**DOCUMENT PASSAGE:**
========================================================================

We developed an in silico MS/MS library for FAHFA lipids with a total of 7557 QTOF spectra in negative ionization mode. The new library enables users to automatically annotate FAHFAs in LC–MS/MS lipidomics profiling and can be therefore applied to further studies of this novel lipid class. The batch annotation process is very easy and fast using NIST MS PepSearch. We also provided the Excel template for users to adapt this library to their own instrument features and parameters and export customized libraries. The developed library and templates are freely available for commercial or noncommercial use under creative commons-by attribution (CC-BY) license and can be downloaded from http://fiehnlab.ucdavis.edu/staff/yanma/fahfa-lipid-library. The subset of 4290 spectra with defined structures (provided as InChI codes) is also available in Massbank of North America (MoNA) at http://mona.fiehnlab.ucdavis.edu/.

========================================================================

**MATERIAL PROVIDED:**
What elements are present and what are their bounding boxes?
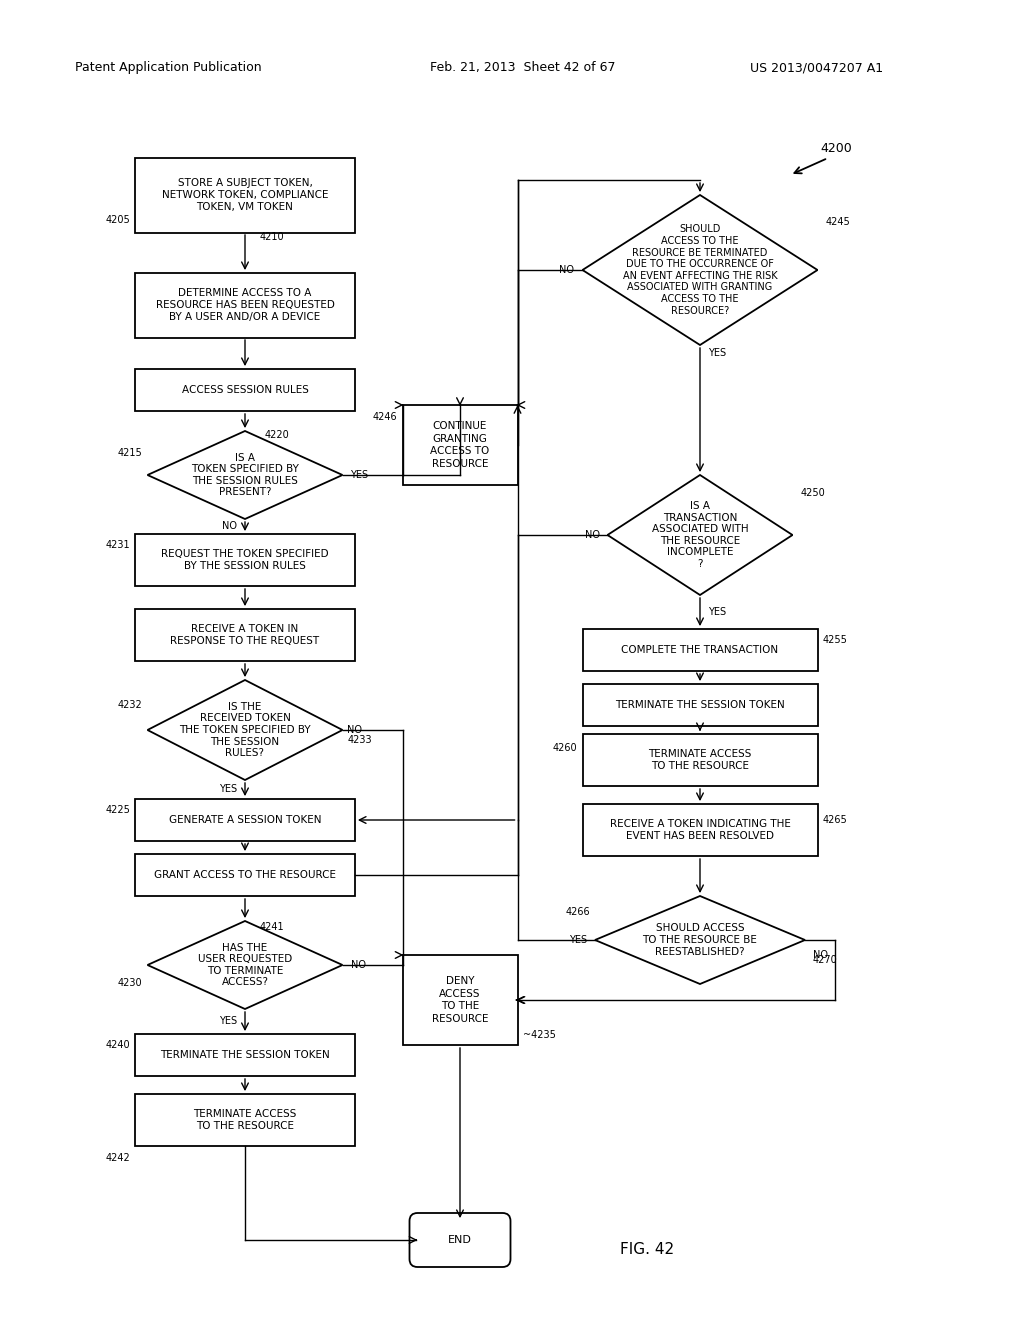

========================================================================

**PROBLEM REQUIREMENTS:**
Write out the full passage above on the in silico MS/MS library for FAHFA lipids, word for word.

**RESULT OF THIS TASK:**
We developed an in silico MS/MS library for FAHFA lipids with a total of 7557 QTOF spectra in negative ionization mode. The new library enables users to automatically annotate FAHFAs in LC–MS/MS lipidomics profiling and can be therefore applied to further studies of this novel lipid class. The batch annotation process is very easy and fast using NIST MS PepSearch. We also provided the Excel template for users to adapt this library to their own instrument features and parameters and export customized libraries. The developed library and templates are freely available for commercial or noncommercial use under creative commons-by attribution (CC-BY) license and can be downloaded from http://fiehnlab.ucdavis.edu/staff/yanma/fahfa-lipid-library. The subset of 4290 spectra with defined structures (provided as InChI codes) is also available in Massbank of North America (MoNA) at http://mona.fiehnlab.ucdavis.edu/.